[Stored data entries]
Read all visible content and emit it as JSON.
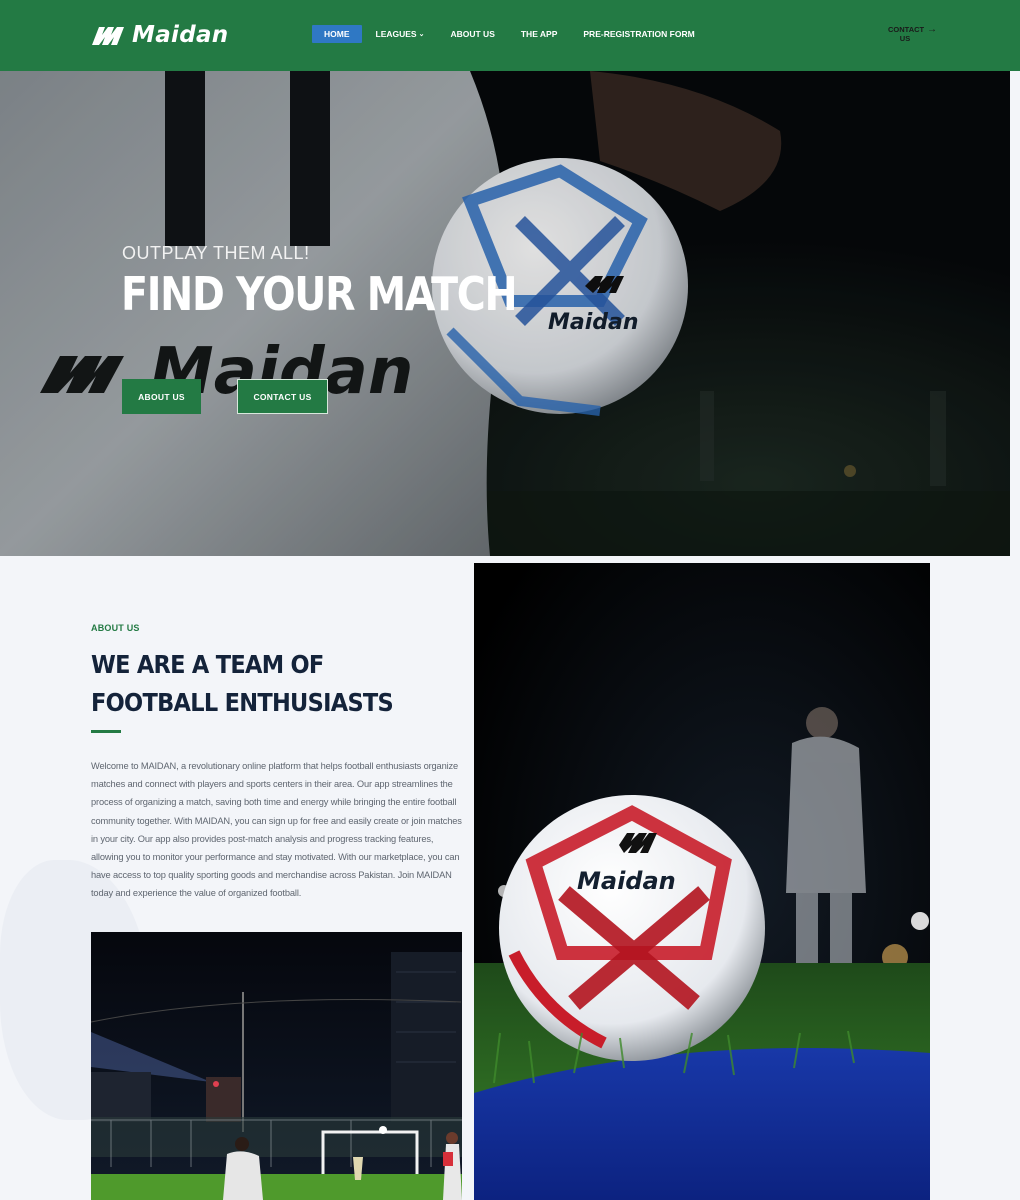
{
  "header": {
    "logo_text": "Maidan",
    "nav": [
      {
        "label": "HOME",
        "active": true
      },
      {
        "label": "LEAGUES",
        "has_dropdown": true
      },
      {
        "label": "ABOUT US"
      },
      {
        "label": "THE APP"
      },
      {
        "label": "PRE-REGISTRATION FORM"
      }
    ],
    "contact_label": "CONTACT US",
    "contact_icon": "arrow-right-icon"
  },
  "hero": {
    "tagline": "OUTPLAY THEM ALL!",
    "title": "FIND YOUR MATCH",
    "about_button": "ABOUT US",
    "contact_button": "CONTACT US",
    "jersey_text": "Maidan",
    "ball_brand": "Maidan"
  },
  "about": {
    "kicker": "ABOUT US",
    "title": "WE ARE A TEAM OF FOOTBALL ENTHUSIASTS",
    "body": "Welcome to MAIDAN, a revolutionary online platform that helps football enthusiasts organize matches and connect with players and sports centers in their area. Our app streamlines the process of organizing a match, saving both time and energy while bringing the entire football community together. With MAIDAN, you can sign up for free and easily create or join matches in your city. Our app also provides post-match analysis and progress tracking features, allowing you to monitor your performance and stay motivated. With our marketplace, you can have access to top quality sporting goods and merchandise across Pakistan. Join MAIDAN today and experience the value of organized football.",
    "ball_brand": "Maidan"
  },
  "colors": {
    "brand_green": "#237a44",
    "nav_active": "#2f78c4",
    "heading_navy": "#14233a"
  }
}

[WHAT YOU HAVE TO DO]
Repeat the records above exactly, leaving out any pictures they contain.

[RESPONSE TO THE TASK]
Read all visible content and emit it as JSON.
{
  "header": {
    "logo_text": "Maidan",
    "nav": [
      {
        "label": "HOME",
        "active": true
      },
      {
        "label": "LEAGUES",
        "has_dropdown": true
      },
      {
        "label": "ABOUT US"
      },
      {
        "label": "THE APP"
      },
      {
        "label": "PRE-REGISTRATION FORM"
      }
    ],
    "contact_label": "CONTACT US",
    "contact_icon": "arrow-right-icon"
  },
  "hero": {
    "tagline": "OUTPLAY THEM ALL!",
    "title": "FIND YOUR MATCH",
    "about_button": "ABOUT US",
    "contact_button": "CONTACT US",
    "jersey_text": "Maidan",
    "ball_brand": "Maidan"
  },
  "about": {
    "kicker": "ABOUT US",
    "title": "WE ARE A TEAM OF FOOTBALL ENTHUSIASTS",
    "body": "Welcome to MAIDAN, a revolutionary online platform that helps football enthusiasts organize matches and connect with players and sports centers in their area. Our app streamlines the process of organizing a match, saving both time and energy while bringing the entire football community together. With MAIDAN, you can sign up for free and easily create or join matches in your city. Our app also provides post-match analysis and progress tracking features, allowing you to monitor your performance and stay motivated. With our marketplace, you can have access to top quality sporting goods and merchandise across Pakistan. Join MAIDAN today and experience the value of organized football.",
    "ball_brand": "Maidan"
  },
  "colors": {
    "brand_green": "#237a44",
    "nav_active": "#2f78c4",
    "heading_navy": "#14233a"
  }
}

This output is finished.